■ EXERCISE MATERIAL

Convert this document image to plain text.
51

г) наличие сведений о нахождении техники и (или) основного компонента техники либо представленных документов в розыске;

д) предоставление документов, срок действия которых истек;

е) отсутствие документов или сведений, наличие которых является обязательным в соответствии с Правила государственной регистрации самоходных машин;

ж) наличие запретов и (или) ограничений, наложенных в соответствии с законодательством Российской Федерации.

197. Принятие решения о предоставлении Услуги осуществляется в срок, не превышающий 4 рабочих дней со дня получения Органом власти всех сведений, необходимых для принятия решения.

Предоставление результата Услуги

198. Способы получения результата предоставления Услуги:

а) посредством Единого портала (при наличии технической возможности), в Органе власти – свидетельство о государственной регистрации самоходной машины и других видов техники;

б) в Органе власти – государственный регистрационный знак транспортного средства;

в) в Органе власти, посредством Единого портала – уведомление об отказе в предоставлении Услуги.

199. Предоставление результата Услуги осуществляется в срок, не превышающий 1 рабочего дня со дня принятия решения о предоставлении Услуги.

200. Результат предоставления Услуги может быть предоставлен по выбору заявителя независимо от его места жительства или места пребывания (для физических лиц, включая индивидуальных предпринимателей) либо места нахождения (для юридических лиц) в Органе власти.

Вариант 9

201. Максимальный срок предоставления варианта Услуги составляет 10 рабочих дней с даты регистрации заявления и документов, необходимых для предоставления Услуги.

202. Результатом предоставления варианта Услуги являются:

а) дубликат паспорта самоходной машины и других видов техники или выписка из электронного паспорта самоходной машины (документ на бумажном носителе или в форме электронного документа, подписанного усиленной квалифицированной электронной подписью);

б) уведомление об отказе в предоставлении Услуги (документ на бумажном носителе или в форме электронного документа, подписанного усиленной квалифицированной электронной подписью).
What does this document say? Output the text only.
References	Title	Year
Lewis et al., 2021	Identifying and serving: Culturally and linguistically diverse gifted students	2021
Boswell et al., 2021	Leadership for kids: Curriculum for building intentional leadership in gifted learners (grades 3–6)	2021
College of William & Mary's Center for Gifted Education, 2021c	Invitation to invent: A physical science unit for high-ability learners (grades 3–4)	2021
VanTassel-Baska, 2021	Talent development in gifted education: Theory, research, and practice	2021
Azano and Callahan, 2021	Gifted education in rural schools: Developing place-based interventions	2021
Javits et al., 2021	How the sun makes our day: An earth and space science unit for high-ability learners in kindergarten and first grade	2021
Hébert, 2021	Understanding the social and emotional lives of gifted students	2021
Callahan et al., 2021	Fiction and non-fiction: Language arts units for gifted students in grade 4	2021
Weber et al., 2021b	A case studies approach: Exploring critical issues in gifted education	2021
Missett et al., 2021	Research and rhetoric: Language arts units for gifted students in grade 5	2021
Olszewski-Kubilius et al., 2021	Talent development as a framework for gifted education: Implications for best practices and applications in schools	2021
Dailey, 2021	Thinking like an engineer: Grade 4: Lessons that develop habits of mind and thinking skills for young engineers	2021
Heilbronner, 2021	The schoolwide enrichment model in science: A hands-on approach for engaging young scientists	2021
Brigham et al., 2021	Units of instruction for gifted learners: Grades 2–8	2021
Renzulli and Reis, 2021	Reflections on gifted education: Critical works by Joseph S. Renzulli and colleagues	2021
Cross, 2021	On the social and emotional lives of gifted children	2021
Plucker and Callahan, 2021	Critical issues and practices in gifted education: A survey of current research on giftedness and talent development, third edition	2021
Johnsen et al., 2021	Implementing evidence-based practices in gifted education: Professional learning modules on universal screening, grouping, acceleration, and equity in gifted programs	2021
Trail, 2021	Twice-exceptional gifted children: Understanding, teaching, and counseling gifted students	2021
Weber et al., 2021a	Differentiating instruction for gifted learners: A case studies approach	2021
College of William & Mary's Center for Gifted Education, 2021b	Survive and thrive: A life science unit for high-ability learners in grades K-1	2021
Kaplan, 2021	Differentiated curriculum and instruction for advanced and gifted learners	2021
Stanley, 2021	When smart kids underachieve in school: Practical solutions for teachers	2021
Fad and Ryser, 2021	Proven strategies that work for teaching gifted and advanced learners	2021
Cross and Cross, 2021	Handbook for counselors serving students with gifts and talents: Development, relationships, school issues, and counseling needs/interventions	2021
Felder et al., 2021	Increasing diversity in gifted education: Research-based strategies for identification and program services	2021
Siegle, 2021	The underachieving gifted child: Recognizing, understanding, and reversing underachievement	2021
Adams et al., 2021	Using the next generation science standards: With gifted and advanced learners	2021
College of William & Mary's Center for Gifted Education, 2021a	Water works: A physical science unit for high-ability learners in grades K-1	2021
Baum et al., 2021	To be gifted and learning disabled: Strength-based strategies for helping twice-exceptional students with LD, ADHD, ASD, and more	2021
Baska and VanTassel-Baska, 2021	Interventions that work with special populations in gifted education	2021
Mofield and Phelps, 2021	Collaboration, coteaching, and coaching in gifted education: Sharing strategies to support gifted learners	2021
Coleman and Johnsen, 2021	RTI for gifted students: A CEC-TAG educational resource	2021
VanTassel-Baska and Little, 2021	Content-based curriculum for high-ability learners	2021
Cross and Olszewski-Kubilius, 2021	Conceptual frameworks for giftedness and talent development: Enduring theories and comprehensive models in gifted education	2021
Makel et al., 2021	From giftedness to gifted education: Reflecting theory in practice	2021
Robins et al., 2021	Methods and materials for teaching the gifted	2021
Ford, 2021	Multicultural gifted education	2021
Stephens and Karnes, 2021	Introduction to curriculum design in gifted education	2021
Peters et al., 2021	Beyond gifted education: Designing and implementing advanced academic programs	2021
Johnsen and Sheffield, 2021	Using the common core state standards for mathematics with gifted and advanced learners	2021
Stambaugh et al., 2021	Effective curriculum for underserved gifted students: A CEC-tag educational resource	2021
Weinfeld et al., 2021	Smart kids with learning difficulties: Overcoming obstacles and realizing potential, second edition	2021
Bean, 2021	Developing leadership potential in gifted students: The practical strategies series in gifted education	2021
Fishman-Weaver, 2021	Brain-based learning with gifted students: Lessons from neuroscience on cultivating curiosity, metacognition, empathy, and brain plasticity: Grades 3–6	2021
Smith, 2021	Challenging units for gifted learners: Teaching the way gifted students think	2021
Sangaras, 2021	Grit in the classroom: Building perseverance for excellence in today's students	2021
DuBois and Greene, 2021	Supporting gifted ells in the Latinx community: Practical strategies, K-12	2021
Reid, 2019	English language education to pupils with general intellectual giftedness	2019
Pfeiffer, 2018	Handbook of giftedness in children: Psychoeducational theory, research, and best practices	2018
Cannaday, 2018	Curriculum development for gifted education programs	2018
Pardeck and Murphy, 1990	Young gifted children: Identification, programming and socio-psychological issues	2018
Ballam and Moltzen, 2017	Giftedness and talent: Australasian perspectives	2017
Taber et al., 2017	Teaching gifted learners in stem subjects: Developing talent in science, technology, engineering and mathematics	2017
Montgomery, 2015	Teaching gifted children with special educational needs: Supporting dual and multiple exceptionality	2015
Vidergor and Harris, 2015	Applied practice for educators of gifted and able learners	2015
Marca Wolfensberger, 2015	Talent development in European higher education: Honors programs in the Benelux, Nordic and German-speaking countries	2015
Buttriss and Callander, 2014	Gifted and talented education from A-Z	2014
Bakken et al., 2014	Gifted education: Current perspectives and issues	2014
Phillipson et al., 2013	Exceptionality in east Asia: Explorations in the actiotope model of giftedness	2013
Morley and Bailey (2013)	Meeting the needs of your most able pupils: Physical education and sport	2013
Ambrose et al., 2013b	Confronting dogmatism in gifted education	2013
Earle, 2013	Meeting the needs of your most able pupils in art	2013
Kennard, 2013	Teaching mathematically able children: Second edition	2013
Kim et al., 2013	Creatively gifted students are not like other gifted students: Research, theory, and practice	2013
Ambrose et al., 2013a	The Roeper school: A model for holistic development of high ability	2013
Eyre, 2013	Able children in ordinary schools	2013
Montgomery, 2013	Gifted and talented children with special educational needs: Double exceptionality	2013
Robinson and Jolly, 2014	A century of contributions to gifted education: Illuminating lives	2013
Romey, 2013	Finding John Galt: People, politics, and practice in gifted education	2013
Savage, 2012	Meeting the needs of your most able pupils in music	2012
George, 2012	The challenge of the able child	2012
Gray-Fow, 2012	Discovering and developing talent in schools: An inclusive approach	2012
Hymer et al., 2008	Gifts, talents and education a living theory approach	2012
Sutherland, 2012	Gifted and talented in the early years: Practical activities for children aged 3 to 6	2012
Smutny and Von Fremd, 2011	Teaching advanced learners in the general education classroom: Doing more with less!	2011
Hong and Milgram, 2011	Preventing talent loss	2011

■ PROBLEM DETAILS
Filter the listing above by the word "Baska"; copy each line that passes.

■ WRITTEN REPLY
VanTassel-Baska, 2021	Talent development in gifted education: Theory, research, and practice	2021
Baska and VanTassel-Baska, 2021	Interventions that work with special populations in gifted education	2021
VanTassel-Baska and Little, 2021	Content-based curriculum for high-ability learners	2021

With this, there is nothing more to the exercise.